(Collected data entries)

===

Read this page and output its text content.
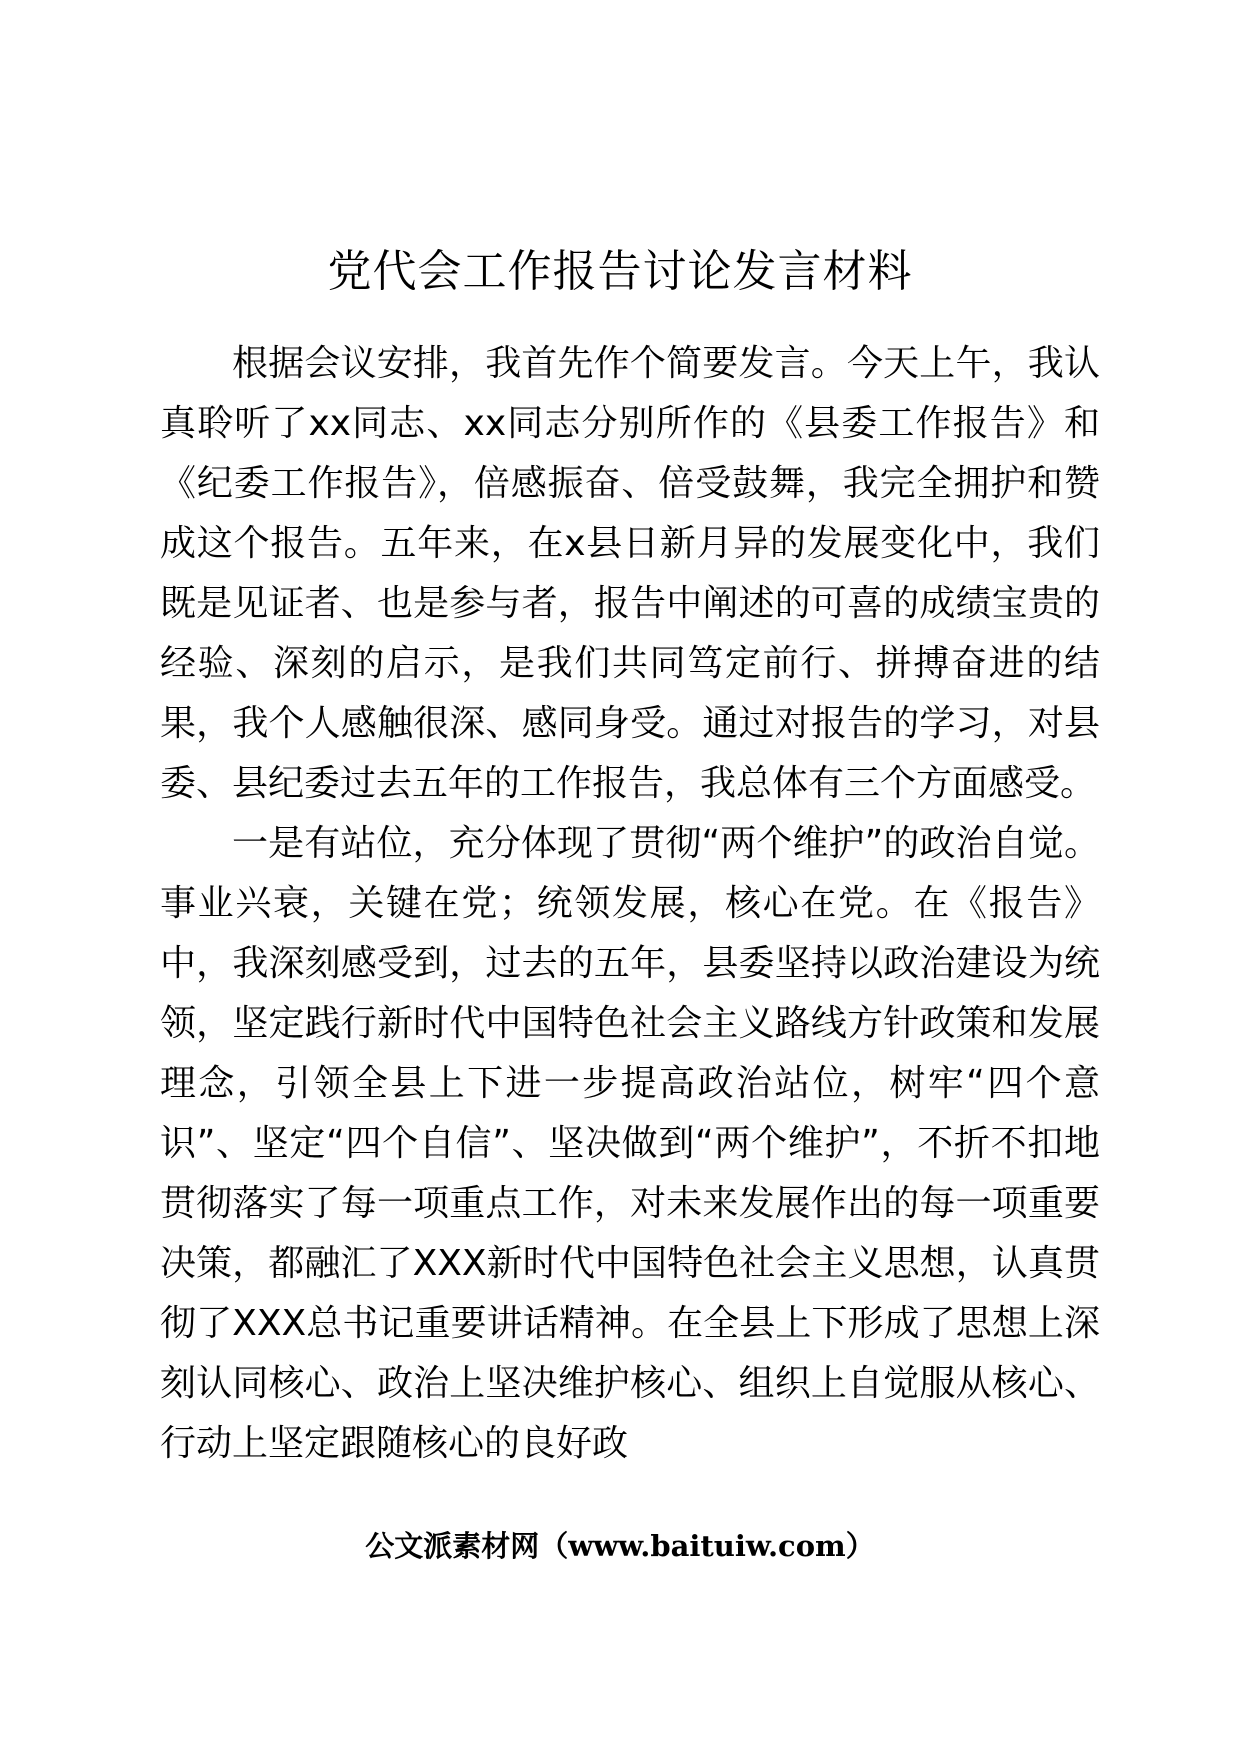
党代会工作报告讨论发言材料

根据会议安排，我首先作个简要发言。今天上午，我认真聆听了xx同志、xx同志分别所作的《县委工作报告》和《纪委工作报告》，倍感振奋、倍受鼓舞，我完全拥护和赞成这个报告。五年来，在x县日新月异的发展变化中，我们既是见证者、也是参与者，报告中阐述的可喜的成绩宝贵的经验、深刻的启示，是我们共同笃定前行、拼搏奋进的结果，我个人感触很深、感同身受。通过对报告的学习，对县委、县纪委过去五年的工作报告，我总体有三个方面感受。

一是有站位，充分体现了贯彻“两个维护”的政治自觉。事业兴衰，关键在党；统领发展，核心在党。在《报告》中，我深刻感受到，过去的五年，县委坚持以政治建设为统领，坚定践行新时代中国特色社会主义路线方针政策和发展理念，引领全县上下进一步提高政治站位，树牢“四个意识”、坚定“四个自信”、坚决做到“两个维护”，不折不扣地贯彻落实了每一项重点工作，对未来发展作出的每一项重要决策，都融汇了XXX新时代中国特色社会主义思想，认真贯彻了XXX总书记重要讲话精神。在全县上下形成了思想上深刻认同核心、政治上坚决维护核心、组织上自觉服从核心、行动上坚定跟随核心的良好政

公文派素材网（www.baituiw.com）
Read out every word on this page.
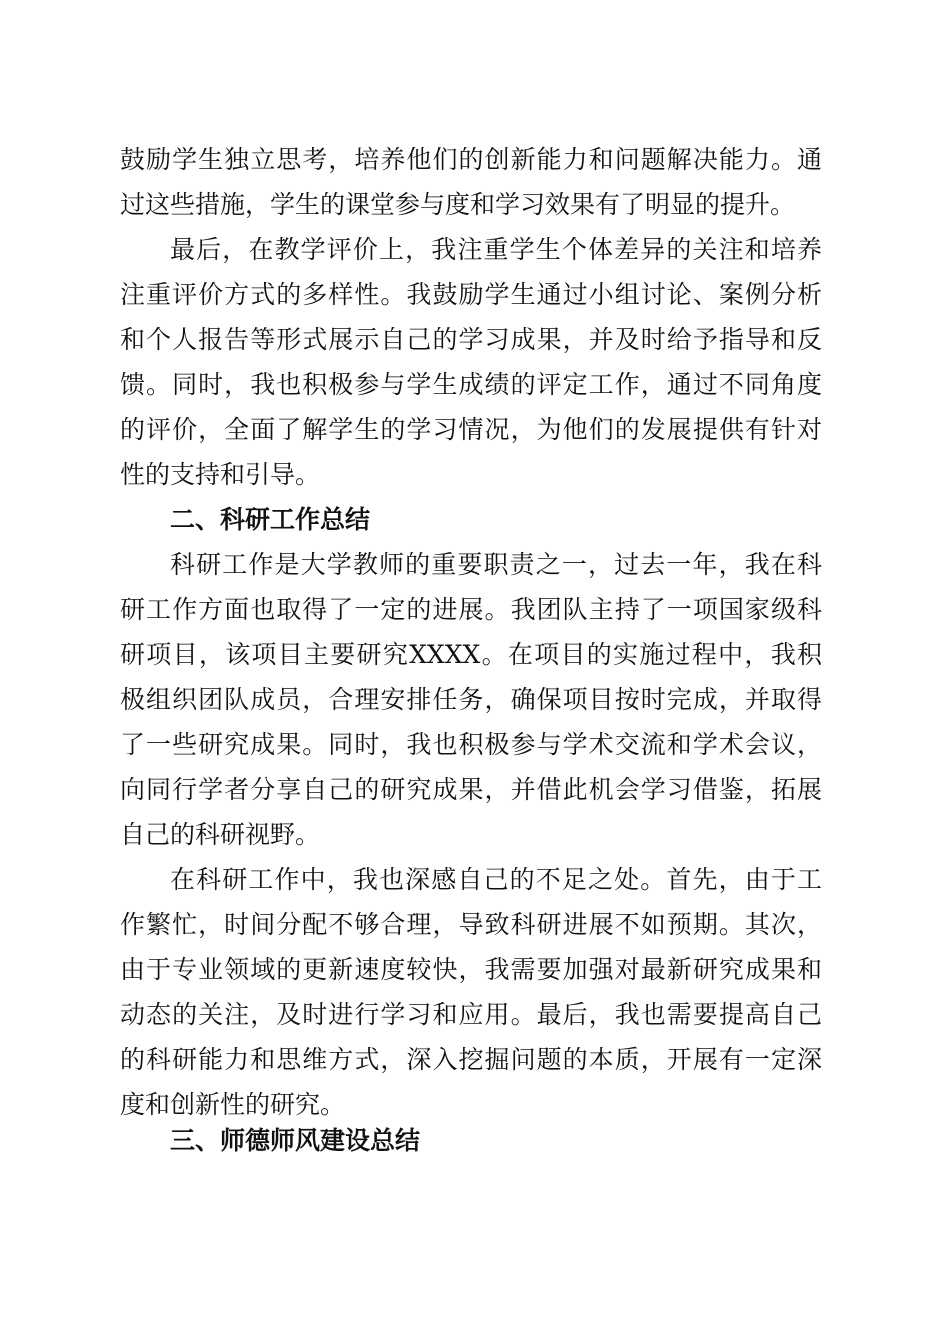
鼓励学生独立思考，培养他们的创新能力和问题解决能力。通
过这些措施，学生的课堂参与度和学习效果有了明显的提升。
最后，在教学评价上，我注重学生个体差异的关注和培养
注重评价方式的多样性。我鼓励学生通过小组讨论、案例分析
和个人报告等形式展示自己的学习成果，并及时给予指导和反
馈。同时，我也积极参与学生成绩的评定工作，通过不同角度
的评价，全面了解学生的学习情况，为他们的发展提供有针对
性的支持和引导。
二、科研工作总结
科研工作是大学教师的重要职责之一，过去一年，我在科
研工作方面也取得了一定的进展。我团队主持了一项国家级科
研项目，该项目主要研究XXXX。在项目的实施过程中，我积
极组织团队成员，合理安排任务，确保项目按时完成，并取得
了一些研究成果。同时，我也积极参与学术交流和学术会议，
向同行学者分享自己的研究成果，并借此机会学习借鉴，拓展
自己的科研视野。
在科研工作中，我也深感自己的不足之处。首先，由于工
作繁忙，时间分配不够合理，导致科研进展不如预期。其次，
由于专业领域的更新速度较快，我需要加强对最新研究成果和
动态的关注，及时进行学习和应用。最后，我也需要提高自己
的科研能力和思维方式，深入挖掘问题的本质，开展有一定深
度和创新性的研究。
三、师德师风建设总结
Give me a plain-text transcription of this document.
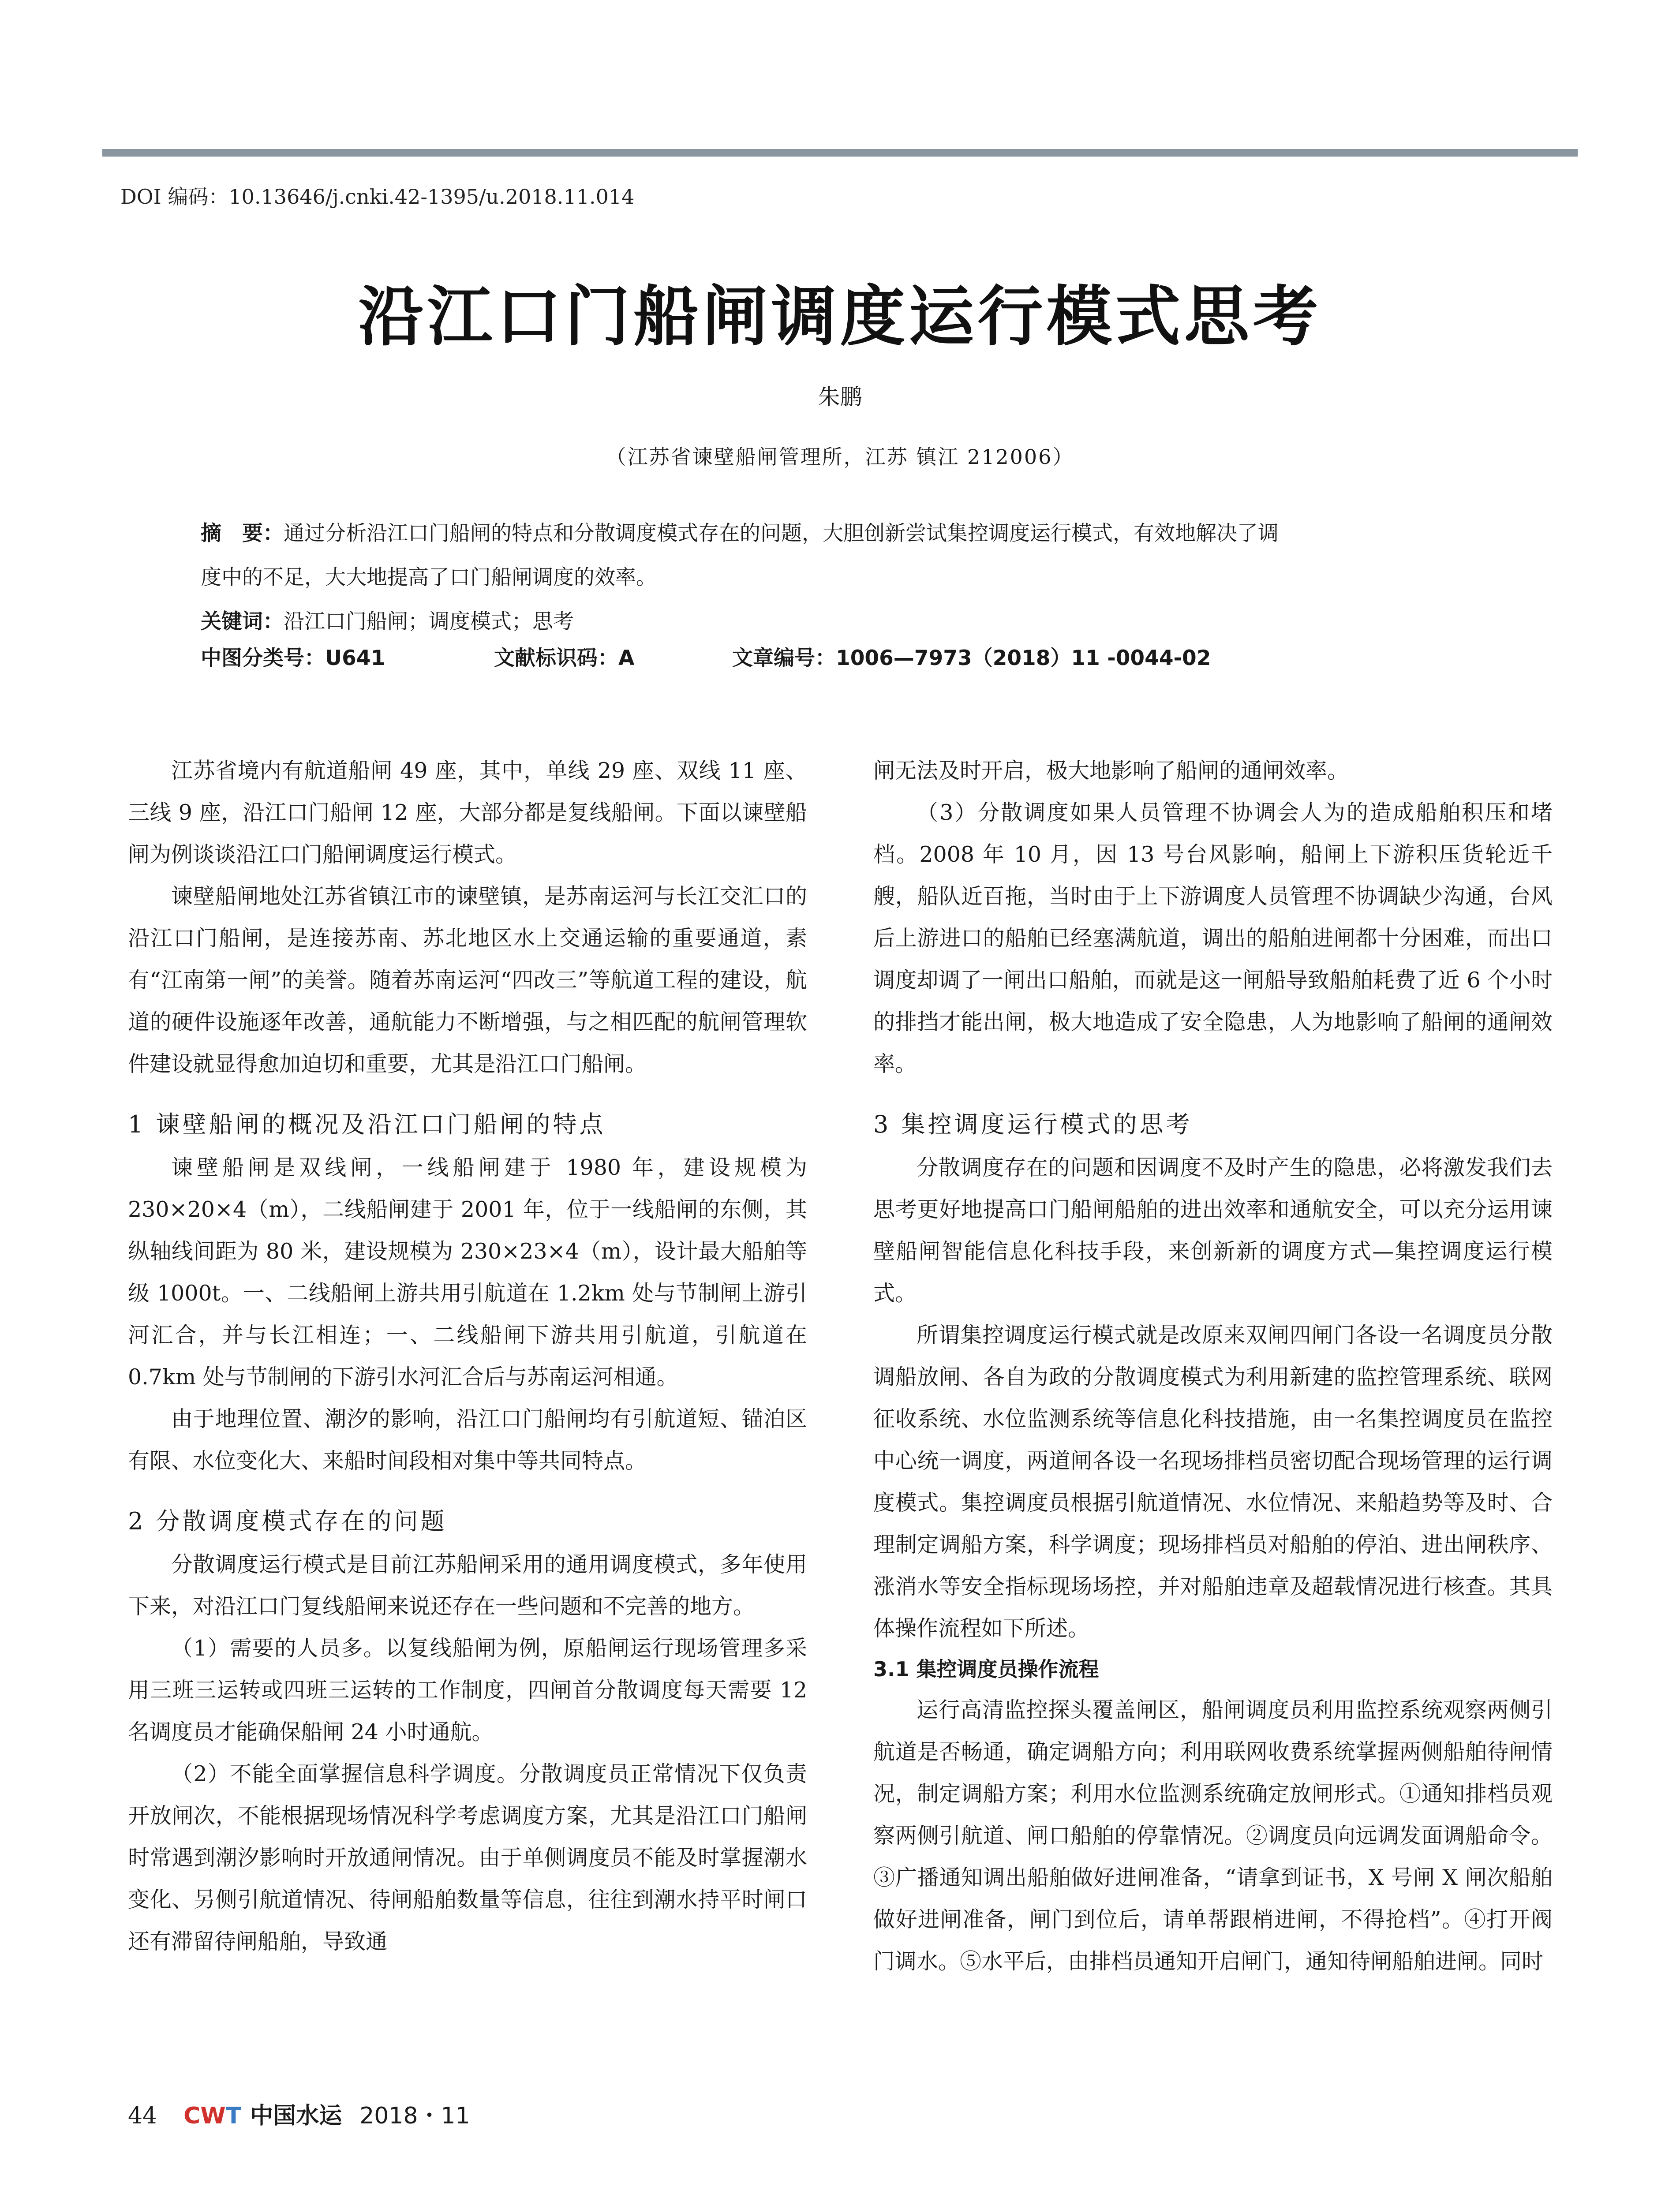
DOI 编码：10.13646/j.cnki.42-1395/u.2018.11.014
沿江口门船闸调度运行模式思考
朱鹏
（江苏省谏壁船闸管理所，江苏 镇江 212006）

摘　要：通过分析沿江口门船闸的特点和分散调度模式存在的问题，大胆创新尝试集控调度运行模式，有效地解决了调

度中的不足，大大地提高了口门船闸调度的效率。

关键词：沿江口门船闸；调度模式；思考

中图分类号：U641	文献标识码：A	文章编号：1006—7973（2018）11 -0044-02

江苏省境内有航道船闸 49 座，其中，单线 29 座、双线 11 座、三线 9 座，沿江口门船闸 12 座，大部分都是复线船闸。下面以谏壁船闸为例谈谈沿江口门船闸调度运行模式。

谏壁船闸地处江苏省镇江市的谏壁镇，是苏南运河与长江交汇口的沿江口门船闸，是连接苏南、苏北地区水上交通运输的重要通道，素有“江南第一闸”的美誉。随着苏南运河“四改三”等航道工程的建设，航道的硬件设施逐年改善，通航能力不断增强，与之相匹配的航闸管理软件建设就显得愈加迫切和重要，尤其是沿江口门船闸。

1 谏壁船闸的概况及沿江口门船闸的特点

谏壁船闸是双线闸，一线船闸建于 1980 年，建设规模为 230×20×4（m），二线船闸建于 2001 年，位于一线船闸的东侧，其纵轴线间距为 80 米，建设规模为 230×23×4（m），设计最大船舶等级 1000t。一、二线船闸上游共用引航道在 1.2km 处与节制闸上游引河汇合，并与长江相连；一、二线船闸下游共用引航道，引航道在 0.7km 处与节制闸的下游引水河汇合后与苏南运河相通。

由于地理位置、潮汐的影响，沿江口门船闸均有引航道短、锚泊区有限、水位变化大、来船时间段相对集中等共同特点。

2 分散调度模式存在的问题

分散调度运行模式是目前江苏船闸采用的通用调度模式，多年使用下来，对沿江口门复线船闸来说还存在一些问题和不完善的地方。

（1）需要的人员多。以复线船闸为例，原船闸运行现场管理多采用三班三运转或四班三运转的工作制度，四闸首分散调度每天需要 12 名调度员才能确保船闸 24 小时通航。

（2）不能全面掌握信息科学调度。分散调度员正常情况下仅负责开放闸次，不能根据现场情况科学考虑调度方案，尤其是沿江口门船闸时常遇到潮汐影响时开放通闸情况。由于单侧调度员不能及时掌握潮水变化、另侧引航道情况、待闸船舶数量等信息，往往到潮水持平时闸口还有滞留待闸船舶，导致通

闸无法及时开启，极大地影响了船闸的通闸效率。

（3）分散调度如果人员管理不协调会人为的造成船舶积压和堵档。2008 年 10 月，因 13 号台风影响，船闸上下游积压货轮近千艘，船队近百拖，当时由于上下游调度人员管理不协调缺少沟通，台风后上游进口的船舶已经塞满航道，调出的船舶进闸都十分困难，而出口调度却调了一闸出口船舶，而就是这一闸船导致船舶耗费了近 6 个小时的排挡才能出闸，极大地造成了安全隐患，人为地影响了船闸的通闸效率。

3 集控调度运行模式的思考

分散调度存在的问题和因调度不及时产生的隐患，必将激发我们去思考更好地提高口门船闸船舶的进出效率和通航安全，可以充分运用谏壁船闸智能信息化科技手段，来创新新的调度方式—集控调度运行模式。

所谓集控调度运行模式就是改原来双闸四闸门各设一名调度员分散调船放闸、各自为政的分散调度模式为利用新建的监控管理系统、联网征收系统、水位监测系统等信息化科技措施，由一名集控调度员在监控中心统一调度，两道闸各设一名现场排档员密切配合现场管理的运行调度模式。集控调度员根据引航道情况、水位情况、来船趋势等及时、合理制定调船方案，科学调度；现场排档员对船舶的停泊、进出闸秩序、涨消水等安全指标现场场控，并对船舶违章及超载情况进行核查。其具体操作流程如下所述。

3.1 集控调度员操作流程

运行高清监控探头覆盖闸区，船闸调度员利用监控系统观察两侧引航道是否畅通，确定调船方向；利用联网收费系统掌握两侧船舶待闸情况，制定调船方案；利用水位监测系统确定放闸形式。①通知排档员观察两侧引航道、闸口船舶的停靠情况。②调度员向远调发面调船命令。③广播通知调出船舶做好进闸准备，“请拿到证书，X 号闸 X 闸次船舶做好进闸准备，闸门到位后，请单帮跟梢进闸，不得抢档”。④打开阀门调水。⑤水平后，由排档员通知开启闸门，通知待闸船舶进闸。同时

44 CWT 中国水运 2018・11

===

Set exercise:
From the line holding "Give me a plain-text" to the last line of the listing, please output each line exactly as it stands. Pictures stay out of the copy.

Solution:
Give me a plain-text transcription of this document.
DOI 编码：10.13646/j.cnki.42-1395/u.2018.11.014
沿江口门船闸调度运行模式思考
朱鹏
（江苏省谏壁船闸管理所，江苏 镇江 212006）

摘　要：通过分析沿江口门船闸的特点和分散调度模式存在的问题，大胆创新尝试集控调度运行模式，有效地解决了调

度中的不足，大大地提高了口门船闸调度的效率。

关键词：沿江口门船闸；调度模式；思考

中图分类号：U641	文献标识码：A	文章编号：1006—7973（2018）11 -0044-02

江苏省境内有航道船闸 49 座，其中，单线 29 座、双线 11 座、三线 9 座，沿江口门船闸 12 座，大部分都是复线船闸。下面以谏壁船闸为例谈谈沿江口门船闸调度运行模式。

谏壁船闸地处江苏省镇江市的谏壁镇，是苏南运河与长江交汇口的沿江口门船闸，是连接苏南、苏北地区水上交通运输的重要通道，素有“江南第一闸”的美誉。随着苏南运河“四改三”等航道工程的建设，航道的硬件设施逐年改善，通航能力不断增强，与之相匹配的航闸管理软件建设就显得愈加迫切和重要，尤其是沿江口门船闸。

1 谏壁船闸的概况及沿江口门船闸的特点

谏壁船闸是双线闸，一线船闸建于 1980 年，建设规模为 230×20×4（m），二线船闸建于 2001 年，位于一线船闸的东侧，其纵轴线间距为 80 米，建设规模为 230×23×4（m），设计最大船舶等级 1000t。一、二线船闸上游共用引航道在 1.2km 处与节制闸上游引河汇合，并与长江相连；一、二线船闸下游共用引航道，引航道在 0.7km 处与节制闸的下游引水河汇合后与苏南运河相通。

由于地理位置、潮汐的影响，沿江口门船闸均有引航道短、锚泊区有限、水位变化大、来船时间段相对集中等共同特点。

2 分散调度模式存在的问题

分散调度运行模式是目前江苏船闸采用的通用调度模式，多年使用下来，对沿江口门复线船闸来说还存在一些问题和不完善的地方。

（1）需要的人员多。以复线船闸为例，原船闸运行现场管理多采用三班三运转或四班三运转的工作制度，四闸首分散调度每天需要 12 名调度员才能确保船闸 24 小时通航。

（2）不能全面掌握信息科学调度。分散调度员正常情况下仅负责开放闸次，不能根据现场情况科学考虑调度方案，尤其是沿江口门船闸时常遇到潮汐影响时开放通闸情况。由于单侧调度员不能及时掌握潮水变化、另侧引航道情况、待闸船舶数量等信息，往往到潮水持平时闸口还有滞留待闸船舶，导致通

闸无法及时开启，极大地影响了船闸的通闸效率。

（3）分散调度如果人员管理不协调会人为的造成船舶积压和堵档。2008 年 10 月，因 13 号台风影响，船闸上下游积压货轮近千艘，船队近百拖，当时由于上下游调度人员管理不协调缺少沟通，台风后上游进口的船舶已经塞满航道，调出的船舶进闸都十分困难，而出口调度却调了一闸出口船舶，而就是这一闸船导致船舶耗费了近 6 个小时的排挡才能出闸，极大地造成了安全隐患，人为地影响了船闸的通闸效率。

3 集控调度运行模式的思考

分散调度存在的问题和因调度不及时产生的隐患，必将激发我们去思考更好地提高口门船闸船舶的进出效率和通航安全，可以充分运用谏壁船闸智能信息化科技手段，来创新新的调度方式—集控调度运行模式。

所谓集控调度运行模式就是改原来双闸四闸门各设一名调度员分散调船放闸、各自为政的分散调度模式为利用新建的监控管理系统、联网征收系统、水位监测系统等信息化科技措施，由一名集控调度员在监控中心统一调度，两道闸各设一名现场排档员密切配合现场管理的运行调度模式。集控调度员根据引航道情况、水位情况、来船趋势等及时、合理制定调船方案，科学调度；现场排档员对船舶的停泊、进出闸秩序、涨消水等安全指标现场场控，并对船舶违章及超载情况进行核查。其具体操作流程如下所述。

3.1 集控调度员操作流程

运行高清监控探头覆盖闸区，船闸调度员利用监控系统观察两侧引航道是否畅通，确定调船方向；利用联网收费系统掌握两侧船舶待闸情况，制定调船方案；利用水位监测系统确定放闸形式。①通知排档员观察两侧引航道、闸口船舶的停靠情况。②调度员向远调发面调船命令。③广播通知调出船舶做好进闸准备，“请拿到证书，X 号闸 X 闸次船舶做好进闸准备，闸门到位后，请单帮跟梢进闸，不得抢档”。④打开阀门调水。⑤水平后，由排档员通知开启闸门，通知待闸船舶进闸。同时

44 CWT 中国水运 2018・11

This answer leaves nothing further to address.